> [Passage given]:
“All Things New”
1
November 2015
Solemnity
of All Saints
Homily
preached at Trinity Episcopal Church
Ashland,
Oregon
The
Rev. Fr. Tony Hutchinson, SCP, Ph.D.
8:00
a.m. spoken Mass, 10:00 a.m. Sung Mass
When I lived in Washington DC, I would
go on retreat once a year to a place called Priestfield, a Roman Catholic
spiritual direction center in West Virginia.
It had lovely chapels, shrines, and trails marked with the stations of
the cross. On a side trail, there was a
lone grave marked with a cross and an inscription “the unknown stranger.” The person buried there was a vagrant who over
a hundred years ago happened upon the pristine stand of forest, fell asleep at
evening sheltering beneath the trees, and never woke up. No clue to his identify was ever found. The priests there gave him rites and buried
him, but without ever knowing his name.
The grave now serves as a place where people with unnamed grief can
come, or those who mourn loved ones whom they can never bury nor whose graves
they cannot visit can come, and pray in a beautiful place focused on our need
for intimacy in a sometimes anonymous and brutal world. Like the tomb of the unknowns in Arlington
National Cemetery, the grave honors those whom we know need to be honored but
who, due to the messiness of life and war, remain unavailable or unknown.
In church, we talk a lot about the
saints. Nearly every day of the year has
a name, or several, attached to it for commemoration. Originally, the Feast of All Saints was a
commemoration of the early martyrs of the Church whose names went unrecorded. Their story was not known, and as a result
they could not be included for commemoration in the calendar, since the day of
their martyrdom too was unknown. In
later Church parlance, they were saints, but had not been canonized. All Saints was originally a catch-all to commemorate
all the faithful departed regardless of whether their names and stories were
known.
This is different from New Testament usage. It calls all baptized Christians “saints,” hagioi, or “holy ones,” because we are
made holy in Christ. The idea is not
that they were perfect. St. Paul, for
all his criticisms of the moral failings of the Christians in Corinth, in his
letter still calls them “saints” (1 Cor 1:2).

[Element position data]
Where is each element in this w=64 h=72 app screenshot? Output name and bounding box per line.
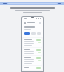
button[interactable]: [31, 32, 36, 35]
button[interactable]: [23, 66, 42, 70]
button[interactable]: [0, 2, 64, 5]
button[interactable]: Menu: [24, 22, 26, 24]
button[interactable]: [24, 32, 30, 35]
button[interactable]: [37, 32, 41, 35]
button[interactable]: [23, 48, 42, 55]
button[interactable]: [23, 38, 42, 47]
button[interactable]: [23, 56, 42, 65]
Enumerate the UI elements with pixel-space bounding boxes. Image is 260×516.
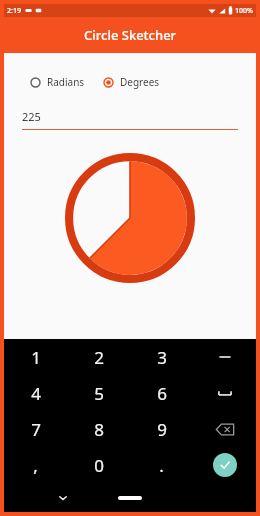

> [Direction 1]: From the All Saints homily, quote the stretch from "The grave now" through "unavailable or unknown.".
> [Direction 2]: According to the All Saints homily, why could the early martyrs not be included for commemoration in the Church calendar?
The items are not needed here.

> [Correct output 1]:
The grave now serves as a place where people with unnamed grief can
come, or those who mourn loved ones whom they can never bury nor whose graves
they cannot visit can come, and pray in a beautiful place focused on our need
for intimacy in a sometimes anonymous and brutal world. Like the tomb of the unknowns in Arlington
National Cemetery, the grave honors those whom we know need to be honored but
who, due to the messiness of life and war, remain unavailable or unknown.

> [Correct output 2]: Their names and story were not known, and the day of their martyrdom was also unknown, so they could not be assigned a place in the calendar.